» **Problem**: Can you give every row below as a numbered list, with any blank lines left out?

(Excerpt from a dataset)
______________________________

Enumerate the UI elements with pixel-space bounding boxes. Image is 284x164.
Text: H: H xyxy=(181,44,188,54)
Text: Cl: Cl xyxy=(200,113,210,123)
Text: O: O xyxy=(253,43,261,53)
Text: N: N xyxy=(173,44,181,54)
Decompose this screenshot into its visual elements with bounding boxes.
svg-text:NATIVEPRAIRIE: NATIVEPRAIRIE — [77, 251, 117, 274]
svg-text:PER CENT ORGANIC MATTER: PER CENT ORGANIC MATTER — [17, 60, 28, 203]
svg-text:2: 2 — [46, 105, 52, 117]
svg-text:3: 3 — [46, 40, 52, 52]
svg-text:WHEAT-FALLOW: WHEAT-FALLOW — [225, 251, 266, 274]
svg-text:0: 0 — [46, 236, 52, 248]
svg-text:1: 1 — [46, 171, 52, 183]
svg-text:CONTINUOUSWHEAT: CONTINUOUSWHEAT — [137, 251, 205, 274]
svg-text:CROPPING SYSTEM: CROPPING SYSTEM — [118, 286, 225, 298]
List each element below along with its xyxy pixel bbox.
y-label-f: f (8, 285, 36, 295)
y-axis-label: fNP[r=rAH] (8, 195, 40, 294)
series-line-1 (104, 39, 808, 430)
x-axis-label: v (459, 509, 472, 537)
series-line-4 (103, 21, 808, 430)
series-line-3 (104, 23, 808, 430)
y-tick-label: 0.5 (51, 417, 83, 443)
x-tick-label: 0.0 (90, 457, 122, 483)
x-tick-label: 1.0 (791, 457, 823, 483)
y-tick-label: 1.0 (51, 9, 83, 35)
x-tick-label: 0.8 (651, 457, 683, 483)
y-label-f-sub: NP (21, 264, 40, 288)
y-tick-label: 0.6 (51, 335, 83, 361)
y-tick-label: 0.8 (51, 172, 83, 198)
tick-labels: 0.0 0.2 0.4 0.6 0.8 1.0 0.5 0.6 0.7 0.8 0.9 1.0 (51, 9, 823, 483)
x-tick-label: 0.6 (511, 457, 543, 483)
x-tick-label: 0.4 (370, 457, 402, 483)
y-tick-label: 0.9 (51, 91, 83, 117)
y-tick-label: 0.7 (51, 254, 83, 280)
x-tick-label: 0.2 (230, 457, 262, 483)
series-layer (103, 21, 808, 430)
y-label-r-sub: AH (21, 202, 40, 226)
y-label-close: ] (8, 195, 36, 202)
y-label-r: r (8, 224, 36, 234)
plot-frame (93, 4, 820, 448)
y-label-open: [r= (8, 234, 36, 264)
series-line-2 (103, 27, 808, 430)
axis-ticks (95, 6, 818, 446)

______________________________

» **Task output**:
1. Enumerate the UI elements with pixel-space bounding boxes. Image is 284x164.
2. Text: H: H xyxy=(181,44,188,54)
3. Text: Cl: Cl xyxy=(200,113,210,123)
4. Text: O: O xyxy=(253,43,261,53)
5. Text: N: N xyxy=(173,44,181,54)
6. Decompose this screenshot into its visual elements with bounding boxes.
7. svg-text:NATIVEPRAIRIE: NATIVEPRAIRIE — [77, 251, 117, 274]
8. svg-text:PER CENT ORGANIC MATTER: PER CENT ORGANIC MATTER — [17, 60, 28, 203]
9. svg-text:2: 2 — [46, 105, 52, 117]
10. svg-text:3: 3 — [46, 40, 52, 52]
11. svg-text:WHEAT-FALLOW: WHEAT-FALLOW — [225, 251, 266, 274]
12. svg-text:0: 0 — [46, 236, 52, 248]
13. svg-text:1: 1 — [46, 171, 52, 183]
14. svg-text:CONTINUOUSWHEAT: CONTINUOUSWHEAT — [137, 251, 205, 274]
15. svg-text:CROPPING SYSTEM: CROPPING SYSTEM — [118, 286, 225, 298]
16. List each element below along with its xyxy pixel bbox.
17. y-label-f: f (8, 285, 36, 295)
18. y-axis-label: fNP[r=rAH] (8, 195, 40, 294)
19. series-line-1 (104, 39, 808, 430)
20. x-axis-label: v (459, 509, 472, 537)
21. series-line-4 (103, 21, 808, 430)
22. series-line-3 (104, 23, 808, 430)
23. y-tick-label: 0.5 (51, 417, 83, 443)
24. x-tick-label: 0.0 (90, 457, 122, 483)
25. x-tick-label: 1.0 (791, 457, 823, 483)
26. y-tick-label: 1.0 (51, 9, 83, 35)
27. x-tick-label: 0.8 (651, 457, 683, 483)
28. y-label-f-sub: NP (21, 264, 40, 288)
29. y-tick-label: 0.6 (51, 335, 83, 361)
30. y-tick-label: 0.8 (51, 172, 83, 198)
31. tick-labels: 0.0 0.2 0.4 0.6 0.8 1.0 0.5 0.6 0.7 0.8 0.9 1.0 (51, 9, 823, 483)
32. x-tick-label: 0.6 (511, 457, 543, 483)
33. x-tick-label: 0.4 (370, 457, 402, 483)
34. y-tick-label: 0.9 (51, 91, 83, 117)
35. y-tick-label: 0.7 (51, 254, 83, 280)
36. x-tick-label: 0.2 (230, 457, 262, 483)
37. series-layer (103, 21, 808, 430)
38. y-label-r-sub: AH (21, 202, 40, 226)
39. y-label-close: ] (8, 195, 36, 202)
40. y-label-r: r (8, 224, 36, 234)
41. plot-frame (93, 4, 820, 448)
42. y-label-open: [r= (8, 234, 36, 264)
43. series-line-2 (103, 27, 808, 430)
44. axis-ticks (95, 6, 818, 446)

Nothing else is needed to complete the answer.